**REQUIREMENT A**
Copy the part of the car troubleshooting post that opens with the words containing "After spraying a" and closes with "me think timing?", word for word.

**EXCERPT PROVIDED**

::::::::::

After spraying a little starting fluid down the throttle body, it sputtered but did not fire up. I did not hear the fuel pump running when key was on so I checked out the relays. I am getting power to both the common side and the coil side of the fuel pump and ASD relays. The fuel pump will run with a jumper in the relay, but not with a relay plugged in (and yes I did try a new relay). Even with the fuel pump and ASD relays jumped, it will only sputter and will not run. It did seem to kind of "pop" when it sputtered. So this made me think timing?

With the relay plugged in, I can feel the relay click when key is turned on, but it turns right back off, like the computer is telling it to turn off and I do not hear fuel pump run at all. The only code I have is P1495, which I tried clearing and it came back. Could the brand new camshaft or crankshaft sensors be bad and not throw a code and this causing fuel pump to not run? I know the aftermarket sensors don't have a great reputation, and I can't seem to find a place that sells the Mopar sensors anymore. I plan to check the power at both crank and cam sensors, and continuity between the sensors and PCM tonight, but it just seems odd that the fuel pump won't run unless maybe the PCM is bad.
 
Yes the brand new sensors can be bad.

So at this point it's cranking?

What's your fuel pressure at?

Do you have spark?

Do you have a grey key? Do you see a flashing key icon on the dash?

How old is the gas?

Battery voltage at rest and when cranking? Clean the terminals and check grounds?

-Mac
 
Yes the brand new sensors can be bad.

So at this point it's cranking?

What's your fuel pressure at?

Do you have spark?

Do you have a grey key? Do you see a flashing key icon on the dash?

How old is the gas?

::::::::::

**SUPPLIED DATA**
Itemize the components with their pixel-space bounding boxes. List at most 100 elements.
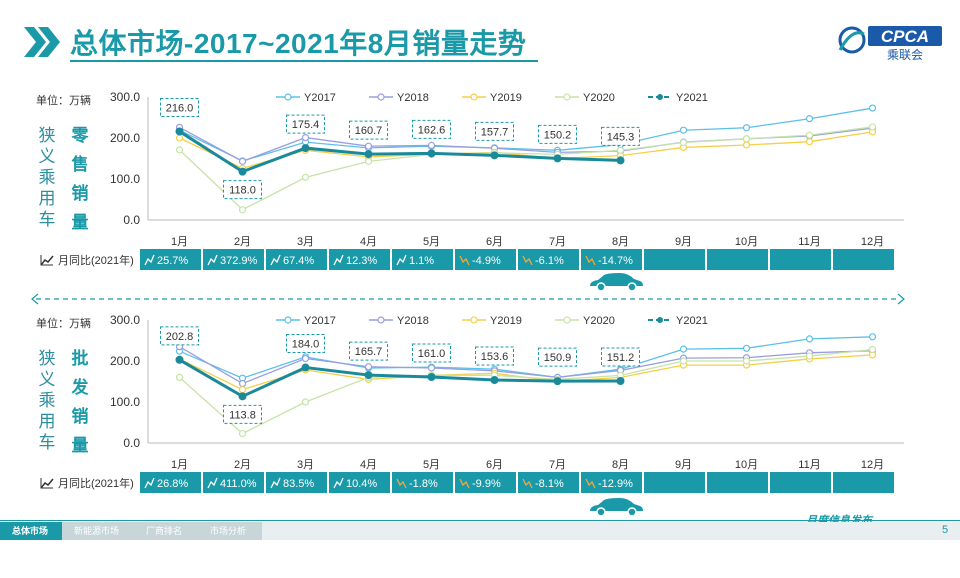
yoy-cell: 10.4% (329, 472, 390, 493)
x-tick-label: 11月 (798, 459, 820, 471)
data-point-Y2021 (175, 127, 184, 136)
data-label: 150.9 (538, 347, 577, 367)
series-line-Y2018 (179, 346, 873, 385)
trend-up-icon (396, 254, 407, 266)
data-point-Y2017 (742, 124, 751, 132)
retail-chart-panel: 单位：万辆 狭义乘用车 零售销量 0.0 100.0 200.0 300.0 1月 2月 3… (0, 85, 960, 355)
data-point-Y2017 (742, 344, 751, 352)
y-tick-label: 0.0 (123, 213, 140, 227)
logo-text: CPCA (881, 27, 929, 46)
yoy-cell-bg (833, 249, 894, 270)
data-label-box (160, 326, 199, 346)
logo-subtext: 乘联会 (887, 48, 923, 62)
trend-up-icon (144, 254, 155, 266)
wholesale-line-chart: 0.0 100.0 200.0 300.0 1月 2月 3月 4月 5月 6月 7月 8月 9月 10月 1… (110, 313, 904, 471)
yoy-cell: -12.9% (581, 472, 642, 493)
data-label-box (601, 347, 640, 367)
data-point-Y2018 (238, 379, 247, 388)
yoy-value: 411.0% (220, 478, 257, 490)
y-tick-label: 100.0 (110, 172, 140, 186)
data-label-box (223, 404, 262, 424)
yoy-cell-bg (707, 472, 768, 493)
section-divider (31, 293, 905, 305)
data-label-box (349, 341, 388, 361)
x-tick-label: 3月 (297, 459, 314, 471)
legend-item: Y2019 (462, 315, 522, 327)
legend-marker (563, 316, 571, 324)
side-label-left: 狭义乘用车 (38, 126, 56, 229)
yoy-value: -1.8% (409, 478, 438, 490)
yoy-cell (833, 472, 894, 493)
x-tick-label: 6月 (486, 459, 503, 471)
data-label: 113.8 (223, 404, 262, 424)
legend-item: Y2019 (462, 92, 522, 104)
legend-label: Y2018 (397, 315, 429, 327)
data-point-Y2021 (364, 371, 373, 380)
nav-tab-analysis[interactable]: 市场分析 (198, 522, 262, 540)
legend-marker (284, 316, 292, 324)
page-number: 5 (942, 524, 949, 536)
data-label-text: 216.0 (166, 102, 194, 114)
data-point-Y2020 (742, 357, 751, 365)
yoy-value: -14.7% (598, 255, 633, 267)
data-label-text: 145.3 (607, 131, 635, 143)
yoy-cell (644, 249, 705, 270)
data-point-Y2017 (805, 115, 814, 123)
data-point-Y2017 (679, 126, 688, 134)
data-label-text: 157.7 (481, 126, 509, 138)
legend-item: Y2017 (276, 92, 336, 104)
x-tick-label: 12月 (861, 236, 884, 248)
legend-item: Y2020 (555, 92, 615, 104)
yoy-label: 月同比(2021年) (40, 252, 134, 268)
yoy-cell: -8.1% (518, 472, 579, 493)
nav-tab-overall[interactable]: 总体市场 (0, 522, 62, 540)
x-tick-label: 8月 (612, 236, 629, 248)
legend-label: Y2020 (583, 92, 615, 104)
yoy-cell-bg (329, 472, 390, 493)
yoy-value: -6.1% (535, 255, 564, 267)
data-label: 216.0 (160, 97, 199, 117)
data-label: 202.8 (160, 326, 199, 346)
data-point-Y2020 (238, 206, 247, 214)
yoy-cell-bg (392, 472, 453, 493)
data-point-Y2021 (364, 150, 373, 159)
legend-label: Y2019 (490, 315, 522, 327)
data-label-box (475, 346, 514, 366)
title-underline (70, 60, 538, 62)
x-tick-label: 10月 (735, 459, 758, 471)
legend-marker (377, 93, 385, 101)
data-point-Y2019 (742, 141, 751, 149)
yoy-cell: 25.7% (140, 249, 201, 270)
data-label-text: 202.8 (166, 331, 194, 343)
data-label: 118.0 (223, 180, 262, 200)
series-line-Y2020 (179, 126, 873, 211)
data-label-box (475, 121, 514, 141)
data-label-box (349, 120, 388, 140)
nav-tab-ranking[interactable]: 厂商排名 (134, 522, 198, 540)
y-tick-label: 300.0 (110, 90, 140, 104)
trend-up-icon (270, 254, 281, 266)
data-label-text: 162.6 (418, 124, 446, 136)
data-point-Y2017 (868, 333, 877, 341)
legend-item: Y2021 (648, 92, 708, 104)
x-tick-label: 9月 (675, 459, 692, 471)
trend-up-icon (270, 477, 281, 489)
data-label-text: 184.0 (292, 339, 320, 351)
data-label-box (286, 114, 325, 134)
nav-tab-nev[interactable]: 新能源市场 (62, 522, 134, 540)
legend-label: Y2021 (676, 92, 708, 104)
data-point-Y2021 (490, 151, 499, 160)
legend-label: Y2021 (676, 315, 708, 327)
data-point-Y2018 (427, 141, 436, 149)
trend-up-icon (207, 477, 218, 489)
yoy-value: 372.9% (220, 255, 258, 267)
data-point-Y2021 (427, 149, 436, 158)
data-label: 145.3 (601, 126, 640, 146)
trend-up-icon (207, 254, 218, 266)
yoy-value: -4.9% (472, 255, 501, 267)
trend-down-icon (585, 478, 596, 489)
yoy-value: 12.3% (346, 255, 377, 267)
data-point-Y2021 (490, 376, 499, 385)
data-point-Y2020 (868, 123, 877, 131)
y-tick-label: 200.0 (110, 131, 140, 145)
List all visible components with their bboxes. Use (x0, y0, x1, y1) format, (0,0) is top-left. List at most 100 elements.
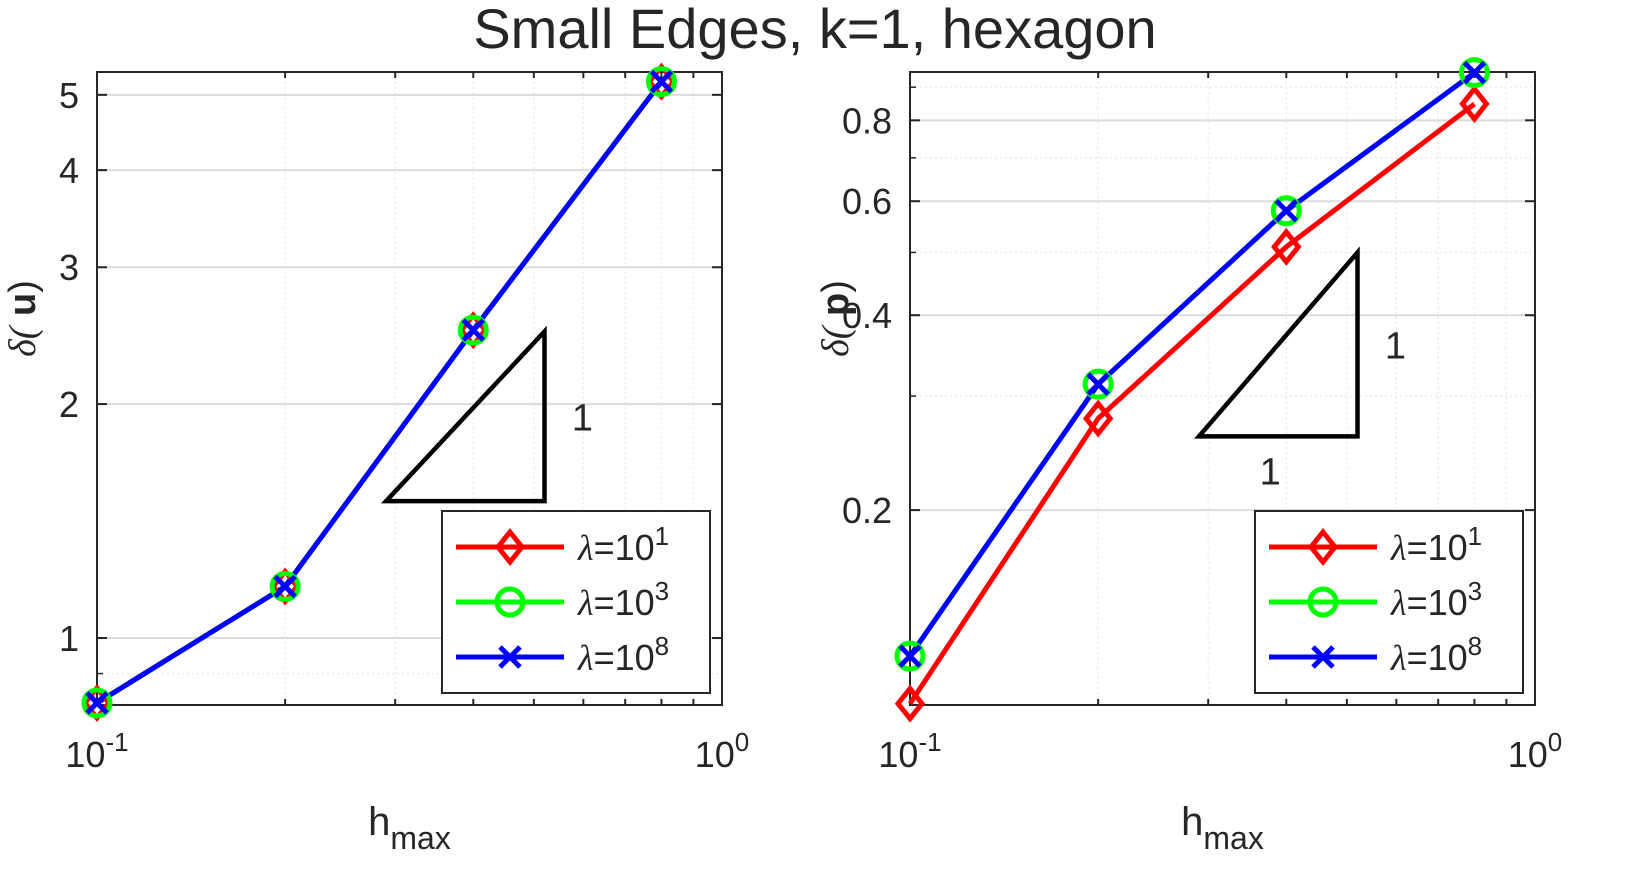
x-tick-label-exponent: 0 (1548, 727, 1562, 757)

::::::::::

**REQUIREMENT B**
From the listing, repeat verbatim the part that opens with the line containing "yoy-cell: 10.4% (329, 472, 390, 493)" and closes with the line containing "data-point-Y2017 (742, 124, 751, 132)", including both of those lines, and give only those lines.

**FINISHED ANSWER A**
After spraying a little starting fluid down the throttle body, it sputtered but did not fire up. I did not hear the fuel pump running when key was on so I checked out the relays. I am getting power to both the common side and the coil side of the fuel pump and ASD relays. The fuel pump will run with a jumper in the relay, but not with a relay plugged in (and yes I did try a new relay). Even with the fuel pump and ASD relays jumped, it will only sputter and will not run. It did seem to kind of "pop" when it sputtered. So this made me think timing?

**FINISHED ANSWER B**
yoy-cell: 10.4% (329, 472, 390, 493)
x-tick-label: 11月 (798, 459, 820, 471)
data-point-Y2021 (175, 127, 184, 136)
data-label: 150.9 (538, 347, 577, 367)
series-line-Y2018 (179, 346, 873, 385)
trend-up-icon (396, 254, 407, 266)
data-point-Y2017 (742, 124, 751, 132)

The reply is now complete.